(Data records)
________________________________________
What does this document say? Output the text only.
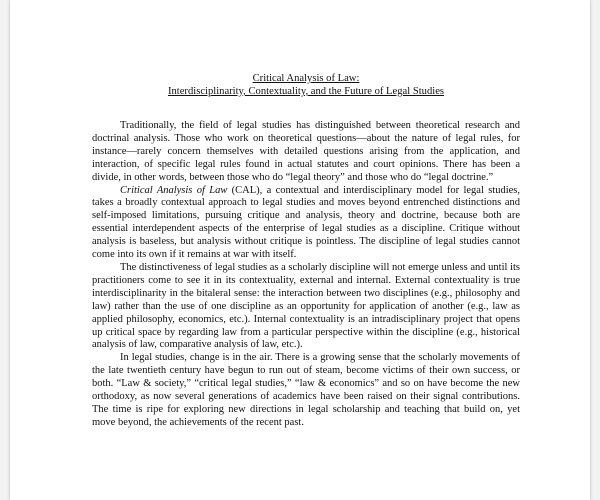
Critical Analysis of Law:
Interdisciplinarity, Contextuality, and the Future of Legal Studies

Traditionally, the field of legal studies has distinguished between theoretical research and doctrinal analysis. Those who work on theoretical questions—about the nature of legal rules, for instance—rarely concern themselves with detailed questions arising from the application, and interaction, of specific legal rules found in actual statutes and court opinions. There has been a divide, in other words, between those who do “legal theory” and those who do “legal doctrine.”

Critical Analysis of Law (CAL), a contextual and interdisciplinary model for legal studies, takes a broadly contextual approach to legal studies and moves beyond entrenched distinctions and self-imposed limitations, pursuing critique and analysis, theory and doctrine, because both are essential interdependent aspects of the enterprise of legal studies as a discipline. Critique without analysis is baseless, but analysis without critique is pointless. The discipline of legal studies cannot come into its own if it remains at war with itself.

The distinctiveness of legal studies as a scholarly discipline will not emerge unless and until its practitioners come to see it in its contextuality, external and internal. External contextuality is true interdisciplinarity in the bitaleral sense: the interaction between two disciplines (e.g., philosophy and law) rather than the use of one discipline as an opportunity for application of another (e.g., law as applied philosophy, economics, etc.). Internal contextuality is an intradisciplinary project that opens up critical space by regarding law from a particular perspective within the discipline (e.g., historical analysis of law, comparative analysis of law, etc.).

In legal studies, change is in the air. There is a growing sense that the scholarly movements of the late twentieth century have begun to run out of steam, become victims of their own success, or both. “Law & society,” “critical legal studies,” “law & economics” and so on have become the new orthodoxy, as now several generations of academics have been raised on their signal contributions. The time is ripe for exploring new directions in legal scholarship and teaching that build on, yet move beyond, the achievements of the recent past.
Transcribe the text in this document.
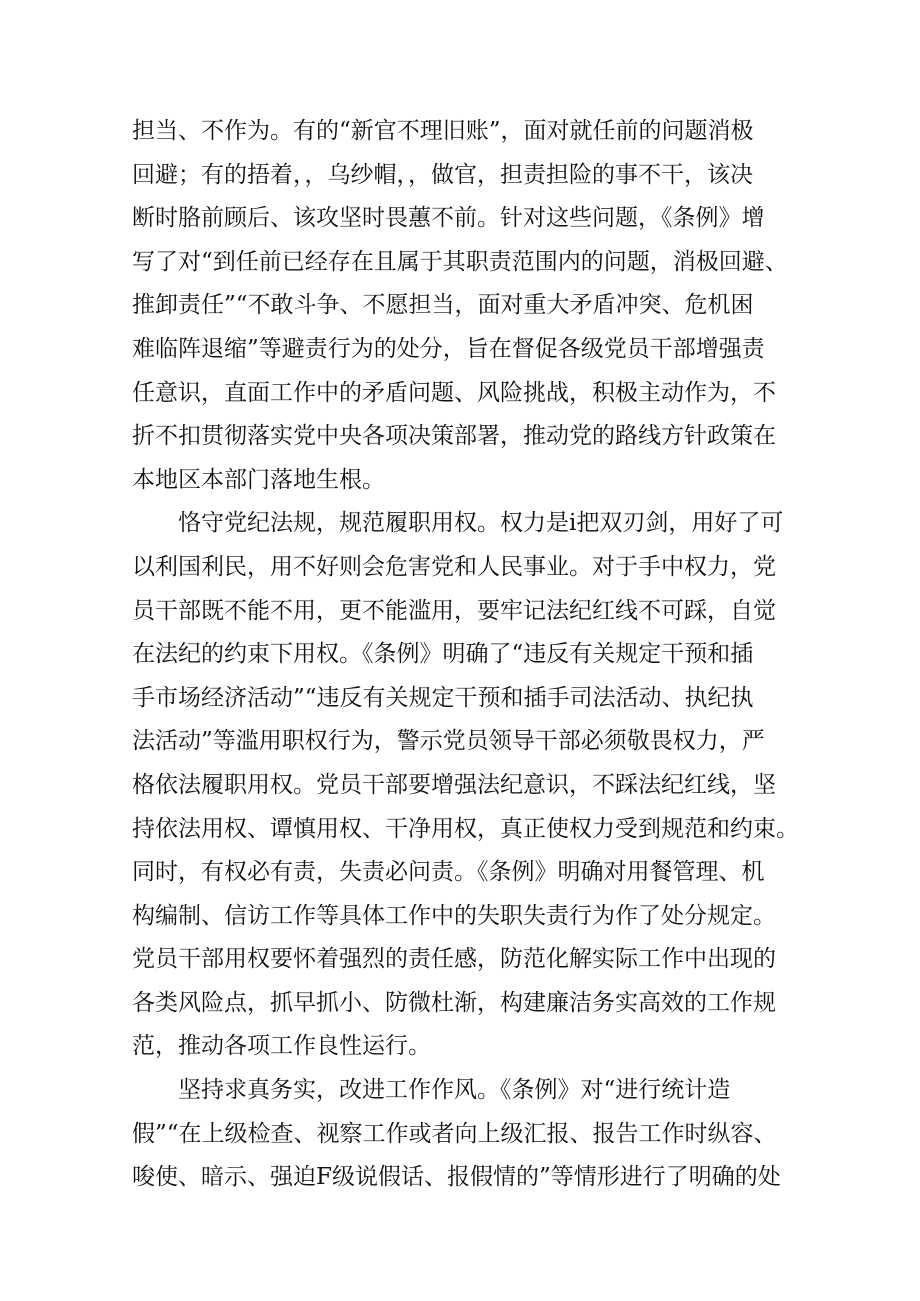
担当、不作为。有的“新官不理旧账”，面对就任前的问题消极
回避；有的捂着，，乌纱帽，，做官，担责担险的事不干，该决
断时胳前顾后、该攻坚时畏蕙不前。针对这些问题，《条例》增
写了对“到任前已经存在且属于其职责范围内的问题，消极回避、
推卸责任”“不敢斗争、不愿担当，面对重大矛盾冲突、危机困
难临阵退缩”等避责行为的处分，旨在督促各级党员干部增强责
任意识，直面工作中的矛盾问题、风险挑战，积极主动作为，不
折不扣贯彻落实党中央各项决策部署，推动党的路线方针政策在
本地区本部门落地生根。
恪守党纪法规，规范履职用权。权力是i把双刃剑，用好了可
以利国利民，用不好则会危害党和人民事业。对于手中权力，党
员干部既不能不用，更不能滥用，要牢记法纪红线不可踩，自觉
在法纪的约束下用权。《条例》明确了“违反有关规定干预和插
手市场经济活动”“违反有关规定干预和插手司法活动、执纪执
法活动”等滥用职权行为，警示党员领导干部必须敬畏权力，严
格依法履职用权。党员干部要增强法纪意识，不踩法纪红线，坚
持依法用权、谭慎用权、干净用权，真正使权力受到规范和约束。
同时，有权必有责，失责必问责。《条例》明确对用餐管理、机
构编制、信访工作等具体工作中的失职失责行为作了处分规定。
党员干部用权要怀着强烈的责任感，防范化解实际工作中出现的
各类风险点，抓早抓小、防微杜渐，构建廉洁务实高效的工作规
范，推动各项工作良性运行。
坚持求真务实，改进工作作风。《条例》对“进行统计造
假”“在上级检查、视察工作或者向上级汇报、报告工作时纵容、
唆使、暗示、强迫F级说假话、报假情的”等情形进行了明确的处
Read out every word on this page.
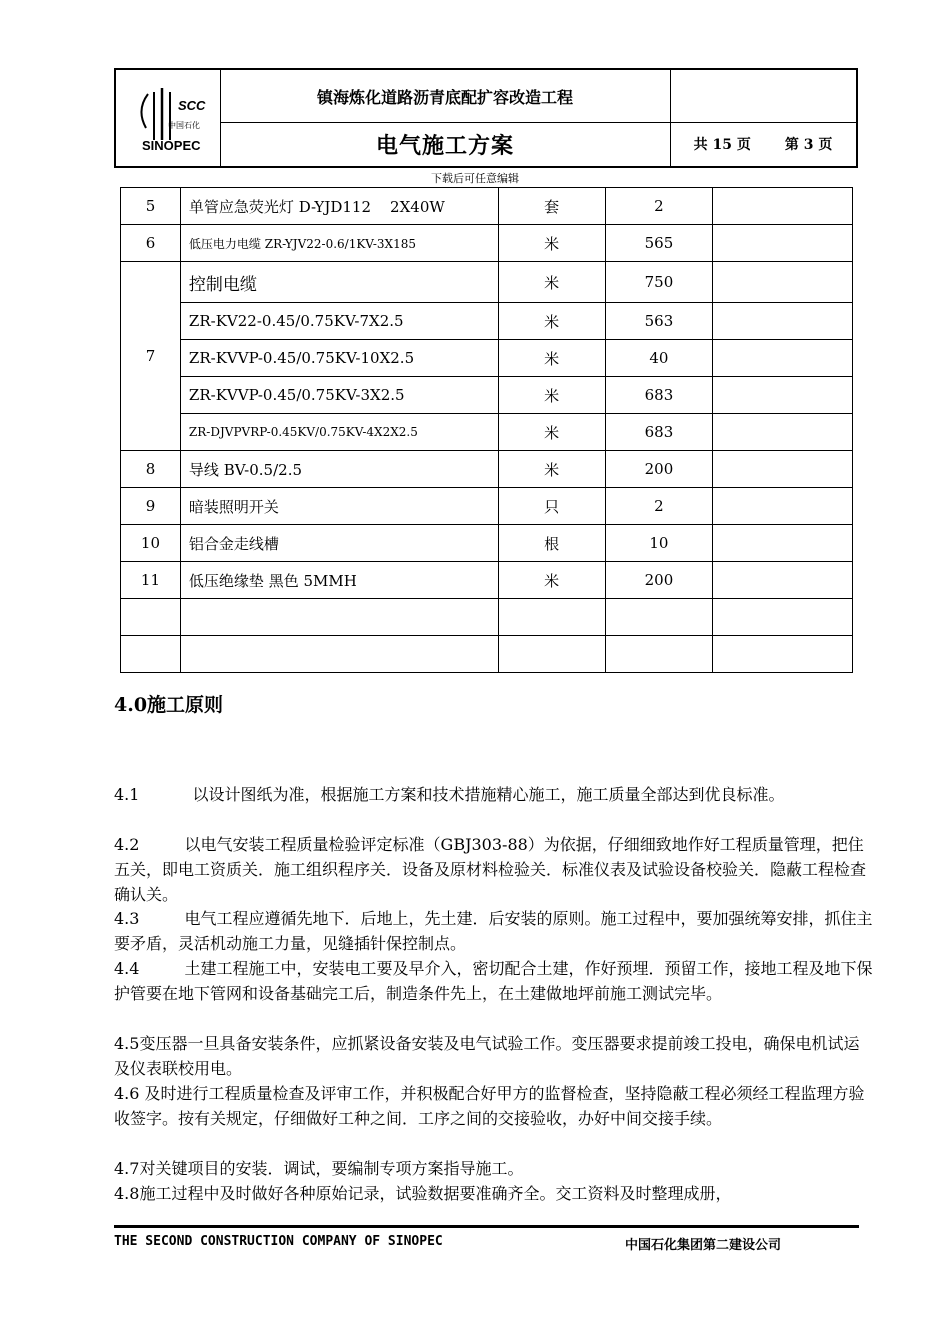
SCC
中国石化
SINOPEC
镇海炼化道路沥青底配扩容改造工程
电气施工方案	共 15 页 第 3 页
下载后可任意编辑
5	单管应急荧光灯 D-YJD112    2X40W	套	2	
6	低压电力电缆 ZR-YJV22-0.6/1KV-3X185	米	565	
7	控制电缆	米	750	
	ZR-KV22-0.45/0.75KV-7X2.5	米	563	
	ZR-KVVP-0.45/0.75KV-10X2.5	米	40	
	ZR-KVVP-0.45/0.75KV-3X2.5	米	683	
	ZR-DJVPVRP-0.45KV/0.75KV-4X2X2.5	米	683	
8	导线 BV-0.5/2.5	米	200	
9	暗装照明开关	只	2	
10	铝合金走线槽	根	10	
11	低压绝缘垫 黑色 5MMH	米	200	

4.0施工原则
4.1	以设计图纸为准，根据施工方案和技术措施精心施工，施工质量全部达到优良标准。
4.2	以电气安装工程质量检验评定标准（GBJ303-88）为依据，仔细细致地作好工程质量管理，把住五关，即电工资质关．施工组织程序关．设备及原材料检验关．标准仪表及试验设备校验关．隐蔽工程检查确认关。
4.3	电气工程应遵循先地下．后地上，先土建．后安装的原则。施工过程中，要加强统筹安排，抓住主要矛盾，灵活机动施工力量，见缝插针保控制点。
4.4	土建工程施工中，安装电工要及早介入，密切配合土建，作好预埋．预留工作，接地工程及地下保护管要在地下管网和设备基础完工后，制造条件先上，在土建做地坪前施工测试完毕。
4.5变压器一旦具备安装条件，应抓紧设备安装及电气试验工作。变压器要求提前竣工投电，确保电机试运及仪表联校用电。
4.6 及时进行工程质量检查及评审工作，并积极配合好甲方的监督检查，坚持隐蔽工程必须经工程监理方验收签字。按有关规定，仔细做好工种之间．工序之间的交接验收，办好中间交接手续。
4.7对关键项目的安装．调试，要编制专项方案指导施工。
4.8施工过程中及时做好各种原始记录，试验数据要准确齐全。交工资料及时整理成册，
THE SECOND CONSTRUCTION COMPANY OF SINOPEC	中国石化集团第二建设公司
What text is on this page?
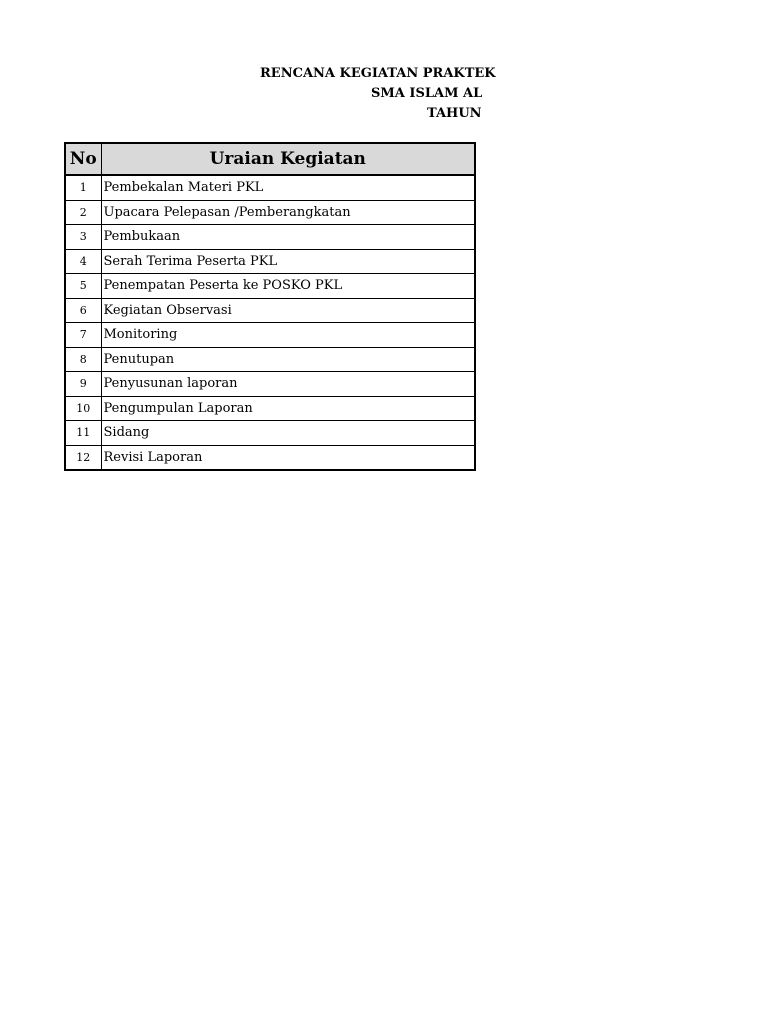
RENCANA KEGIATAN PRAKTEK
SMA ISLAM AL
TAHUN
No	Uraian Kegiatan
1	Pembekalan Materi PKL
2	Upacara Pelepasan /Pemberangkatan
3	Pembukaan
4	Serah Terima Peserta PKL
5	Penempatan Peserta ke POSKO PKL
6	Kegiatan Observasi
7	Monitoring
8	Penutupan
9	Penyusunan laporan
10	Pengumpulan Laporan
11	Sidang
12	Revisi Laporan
________________________________________
_SET PROBLEM:_
Extract exactly the lines from the one containing "What text is on this page?" through the last line of the records above, both included, and leave out the pictures.

_PROBLEM SOLUTION:_
What text is on this page?
RENCANA KEGIATAN PRAKTEK
SMA ISLAM AL
TAHUN
No	Uraian Kegiatan
1	Pembekalan Materi PKL
2	Upacara Pelepasan /Pemberangkatan
3	Pembukaan
4	Serah Terima Peserta PKL
5	Penempatan Peserta ke POSKO PKL
6	Kegiatan Observasi
7	Monitoring
8	Penutupan
9	Penyusunan laporan
10	Pengumpulan Laporan
11	Sidang
12	Revisi Laporan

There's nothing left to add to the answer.